STATED TASK
Extract each line of the data below exactly as written.

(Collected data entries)
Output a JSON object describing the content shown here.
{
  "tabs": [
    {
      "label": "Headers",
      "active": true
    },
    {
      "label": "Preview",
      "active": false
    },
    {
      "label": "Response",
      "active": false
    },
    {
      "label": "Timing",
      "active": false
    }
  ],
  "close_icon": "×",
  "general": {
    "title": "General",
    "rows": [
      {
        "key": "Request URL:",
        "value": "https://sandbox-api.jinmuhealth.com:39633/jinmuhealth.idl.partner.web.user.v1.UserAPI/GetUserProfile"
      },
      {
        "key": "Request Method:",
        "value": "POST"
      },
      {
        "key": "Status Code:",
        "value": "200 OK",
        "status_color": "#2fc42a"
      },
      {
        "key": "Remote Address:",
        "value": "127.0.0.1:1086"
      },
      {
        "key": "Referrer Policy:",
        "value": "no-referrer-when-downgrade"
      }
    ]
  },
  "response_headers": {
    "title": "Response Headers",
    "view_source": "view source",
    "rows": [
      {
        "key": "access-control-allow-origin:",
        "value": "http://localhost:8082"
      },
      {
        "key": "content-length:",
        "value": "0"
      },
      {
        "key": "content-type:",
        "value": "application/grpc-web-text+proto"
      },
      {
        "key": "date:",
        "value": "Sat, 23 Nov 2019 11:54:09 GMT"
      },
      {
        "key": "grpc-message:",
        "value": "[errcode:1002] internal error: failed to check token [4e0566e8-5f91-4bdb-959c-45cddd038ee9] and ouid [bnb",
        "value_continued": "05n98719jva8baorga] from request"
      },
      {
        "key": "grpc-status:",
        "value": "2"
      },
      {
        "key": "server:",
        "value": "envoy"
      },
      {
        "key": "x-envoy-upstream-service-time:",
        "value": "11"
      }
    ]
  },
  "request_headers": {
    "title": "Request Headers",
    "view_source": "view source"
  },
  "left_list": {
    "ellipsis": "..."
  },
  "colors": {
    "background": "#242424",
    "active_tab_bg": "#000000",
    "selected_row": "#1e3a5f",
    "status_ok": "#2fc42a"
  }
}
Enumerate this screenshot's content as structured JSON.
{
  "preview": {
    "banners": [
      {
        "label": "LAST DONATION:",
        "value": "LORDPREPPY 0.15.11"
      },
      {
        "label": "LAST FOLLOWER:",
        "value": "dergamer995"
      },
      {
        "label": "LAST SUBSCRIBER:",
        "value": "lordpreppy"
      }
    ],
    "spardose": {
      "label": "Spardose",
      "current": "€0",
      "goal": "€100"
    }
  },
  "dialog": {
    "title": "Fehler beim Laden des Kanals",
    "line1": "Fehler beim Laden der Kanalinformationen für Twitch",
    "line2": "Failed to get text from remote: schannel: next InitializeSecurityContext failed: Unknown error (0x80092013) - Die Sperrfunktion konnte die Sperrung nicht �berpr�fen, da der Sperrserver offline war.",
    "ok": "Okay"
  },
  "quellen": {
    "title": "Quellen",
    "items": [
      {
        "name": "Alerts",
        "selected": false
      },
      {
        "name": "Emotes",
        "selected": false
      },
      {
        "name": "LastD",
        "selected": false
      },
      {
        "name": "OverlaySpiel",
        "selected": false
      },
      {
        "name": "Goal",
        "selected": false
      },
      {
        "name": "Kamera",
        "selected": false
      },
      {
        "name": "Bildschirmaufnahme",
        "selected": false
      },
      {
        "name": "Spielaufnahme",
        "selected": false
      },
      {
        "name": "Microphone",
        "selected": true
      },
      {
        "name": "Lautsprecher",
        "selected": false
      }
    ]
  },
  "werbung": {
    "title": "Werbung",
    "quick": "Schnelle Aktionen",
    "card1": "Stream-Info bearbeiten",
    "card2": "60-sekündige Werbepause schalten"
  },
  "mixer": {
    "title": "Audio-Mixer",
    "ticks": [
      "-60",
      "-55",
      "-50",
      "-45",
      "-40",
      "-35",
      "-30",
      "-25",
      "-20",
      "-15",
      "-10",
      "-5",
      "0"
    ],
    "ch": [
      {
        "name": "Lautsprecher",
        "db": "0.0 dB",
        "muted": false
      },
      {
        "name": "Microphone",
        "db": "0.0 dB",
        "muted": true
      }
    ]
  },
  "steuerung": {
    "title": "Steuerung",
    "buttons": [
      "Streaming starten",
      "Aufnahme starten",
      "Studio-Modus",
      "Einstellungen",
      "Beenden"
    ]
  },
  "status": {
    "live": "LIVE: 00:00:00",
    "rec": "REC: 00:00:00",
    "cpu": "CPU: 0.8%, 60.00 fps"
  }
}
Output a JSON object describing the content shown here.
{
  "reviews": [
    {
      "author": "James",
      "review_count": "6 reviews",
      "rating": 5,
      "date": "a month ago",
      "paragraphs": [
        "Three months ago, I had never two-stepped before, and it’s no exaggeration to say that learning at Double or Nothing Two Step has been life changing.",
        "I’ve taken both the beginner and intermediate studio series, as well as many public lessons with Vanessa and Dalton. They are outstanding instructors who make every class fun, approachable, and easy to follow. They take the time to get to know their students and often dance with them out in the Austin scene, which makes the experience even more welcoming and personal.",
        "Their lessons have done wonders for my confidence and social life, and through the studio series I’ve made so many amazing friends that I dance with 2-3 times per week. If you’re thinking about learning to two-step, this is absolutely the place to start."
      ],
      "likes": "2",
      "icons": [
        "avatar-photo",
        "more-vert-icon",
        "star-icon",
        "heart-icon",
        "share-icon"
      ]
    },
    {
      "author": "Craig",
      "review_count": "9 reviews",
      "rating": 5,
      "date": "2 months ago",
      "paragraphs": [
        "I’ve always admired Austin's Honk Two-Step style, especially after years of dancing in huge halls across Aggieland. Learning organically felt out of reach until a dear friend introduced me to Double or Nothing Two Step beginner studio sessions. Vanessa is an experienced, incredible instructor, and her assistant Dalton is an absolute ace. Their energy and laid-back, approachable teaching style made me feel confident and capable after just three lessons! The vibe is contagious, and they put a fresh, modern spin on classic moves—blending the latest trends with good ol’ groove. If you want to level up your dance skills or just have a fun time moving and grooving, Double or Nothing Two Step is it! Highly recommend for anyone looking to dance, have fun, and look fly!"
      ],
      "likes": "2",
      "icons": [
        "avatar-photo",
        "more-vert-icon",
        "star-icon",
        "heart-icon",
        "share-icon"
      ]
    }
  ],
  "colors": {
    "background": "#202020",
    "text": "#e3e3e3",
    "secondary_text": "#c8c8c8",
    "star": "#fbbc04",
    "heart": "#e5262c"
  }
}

PROBLEM SOLUTION
Output a JSON object describing the content shown here.
{
  "tabs": [
    {
      "label": "Headers",
      "active": true
    },
    {
      "label": "Preview",
      "active": false
    },
    {
      "label": "Response",
      "active": false
    },
    {
      "label": "Timing",
      "active": false
    }
  ],
  "close_icon": "×",
  "general": {
    "title": "General",
    "rows": [
      {
        "key": "Request URL:",
        "value": "https://sandbox-api.jinmuhealth.com:39633/jinmuhealth.idl.partner.web.user.v1.UserAPI/GetUserProfile"
      },
      {
        "key": "Request Method:",
        "value": "POST"
      },
      {
        "key": "Status Code:",
        "value": "200 OK",
        "status_color": "#2fc42a"
      },
      {
        "key": "Remote Address:",
        "value": "127.0.0.1:1086"
      },
      {
        "key": "Referrer Policy:",
        "value": "no-referrer-when-downgrade"
      }
    ]
  },
  "response_headers": {
    "title": "Response Headers",
    "view_source": "view source",
    "rows": [
      {
        "key": "access-control-allow-origin:",
        "value": "http://localhost:8082"
      },
      {
        "key": "content-length:",
        "value": "0"
      },
      {
        "key": "content-type:",
        "value": "application/grpc-web-text+proto"
      },
      {
        "key": "date:",
        "value": "Sat, 23 Nov 2019 11:54:09 GMT"
      },
      {
        "key": "grpc-message:",
        "value": "[errcode:1002] internal error: failed to check token [4e0566e8-5f91-4bdb-959c-45cddd038ee9] and ouid [bnb",
        "value_continued": "05n98719jva8baorga] from request"
      },
      {
        "key": "grpc-status:",
        "value": "2"
      },
      {
        "key": "server:",
        "value": "envoy"
      },
      {
        "key": "x-envoy-upstream-service-time:",
        "value": "11"
      }
    ]
  },
  "request_headers": {
    "title": "Request Headers",
    "view_source": "view source"
  },
  "left_list": {
    "ellipsis": "..."
  },
  "colors": {
    "background": "#242424",
    "active_tab_bg": "#000000",
    "selected_row": "#1e3a5f",
    "status_ok": "#2fc42a"
  }
}
Enumerate this screenshot's content as structured JSON.
{
  "preview": {
    "banners": [
      {
        "label": "LAST DONATION:",
        "value": "LORDPREPPY 0.15.11"
      },
      {
        "label": "LAST FOLLOWER:",
        "value": "dergamer995"
      },
      {
        "label": "LAST SUBSCRIBER:",
        "value": "lordpreppy"
      }
    ],
    "spardose": {
      "label": "Spardose",
      "current": "€0",
      "goal": "€100"
    }
  },
  "dialog": {
    "title": "Fehler beim Laden des Kanals",
    "line1": "Fehler beim Laden der Kanalinformationen für Twitch",
    "line2": "Failed to get text from remote: schannel: next InitializeSecurityContext failed: Unknown error (0x80092013) - Die Sperrfunktion konnte die Sperrung nicht �berpr�fen, da der Sperrserver offline war.",
    "ok": "Okay"
  },
  "quellen": {
    "title": "Quellen",
    "items": [
      {
        "name": "Alerts",
        "selected": false
      },
      {
        "name": "Emotes",
        "selected": false
      },
      {
        "name": "LastD",
        "selected": false
      },
      {
        "name": "OverlaySpiel",
        "selected": false
      },
      {
        "name": "Goal",
        "selected": false
      },
      {
        "name": "Kamera",
        "selected": false
      },
      {
        "name": "Bildschirmaufnahme",
        "selected": false
      },
      {
        "name": "Spielaufnahme",
        "selected": false
      },
      {
        "name": "Microphone",
        "selected": true
      },
      {
        "name": "Lautsprecher",
        "selected": false
      }
    ]
  },
  "werbung": {
    "title": "Werbung",
    "quick": "Schnelle Aktionen",
    "card1": "Stream-Info bearbeiten",
    "card2": "60-sekündige Werbepause schalten"
  },
  "mixer": {
    "title": "Audio-Mixer",
    "ticks": [
      "-60",
      "-55",
      "-50",
      "-45",
      "-40",
      "-35",
      "-30",
      "-25",
      "-20",
      "-15",
      "-10",
      "-5",
      "0"
    ],
    "ch": [
      {
        "name": "Lautsprecher",
        "db": "0.0 dB",
        "muted": false
      },
      {
        "name": "Microphone",
        "db": "0.0 dB",
        "muted": true
      }
    ]
  },
  "steuerung": {
    "title": "Steuerung",
    "buttons": [
      "Streaming starten",
      "Aufnahme starten",
      "Studio-Modus",
      "Einstellungen",
      "Beenden"
    ]
  },
  "status": {
    "live": "LIVE: 00:00:00",
    "rec": "REC: 00:00:00",
    "cpu": "CPU: 0.8%, 60.00 fps"
  }
}
Output a JSON object describing the content shown here.
{
  "reviews": [
    {
      "author": "James",
      "review_count": "6 reviews",
      "rating": 5,
      "date": "a month ago",
      "paragraphs": [
        "Three months ago, I had never two-stepped before, and it’s no exaggeration to say that learning at Double or Nothing Two Step has been life changing.",
        "I’ve taken both the beginner and intermediate studio series, as well as many public lessons with Vanessa and Dalton. They are outstanding instructors who make every class fun, approachable, and easy to follow. They take the time to get to know their students and often dance with them out in the Austin scene, which makes the experience even more welcoming and personal.",
        "Their lessons have done wonders for my confidence and social life, and through the studio series I’ve made so many amazing friends that I dance with 2-3 times per week. If you’re thinking about learning to two-step, this is absolutely the place to start."
      ],
      "likes": "2",
      "icons": [
        "avatar-photo",
        "more-vert-icon",
        "star-icon",
        "heart-icon",
        "share-icon"
      ]
    },
    {
      "author": "Craig",
      "review_count": "9 reviews",
      "rating": 5,
      "date": "2 months ago",
      "paragraphs": [
        "I’ve always admired Austin's Honk Two-Step style, especially after years of dancing in huge halls across Aggieland. Learning organically felt out of reach until a dear friend introduced me to Double or Nothing Two Step beginner studio sessions. Vanessa is an experienced, incredible instructor, and her assistant Dalton is an absolute ace. Their energy and laid-back, approachable teaching style made me feel confident and capable after just three lessons! The vibe is contagious, and they put a fresh, modern spin on classic moves—blending the latest trends with good ol’ groove. If you want to level up your dance skills or just have a fun time moving and grooving, Double or Nothing Two Step is it! Highly recommend for anyone looking to dance, have fun, and look fly!"
      ],
      "likes": "2",
      "icons": [
        "avatar-photo",
        "more-vert-icon",
        "star-icon",
        "heart-icon",
        "share-icon"
      ]
    }
  ],
  "colors": {
    "background": "#202020",
    "text": "#e3e3e3",
    "secondary_text": "#c8c8c8",
    "star": "#fbbc04",
    "heart": "#e5262c"
  }
}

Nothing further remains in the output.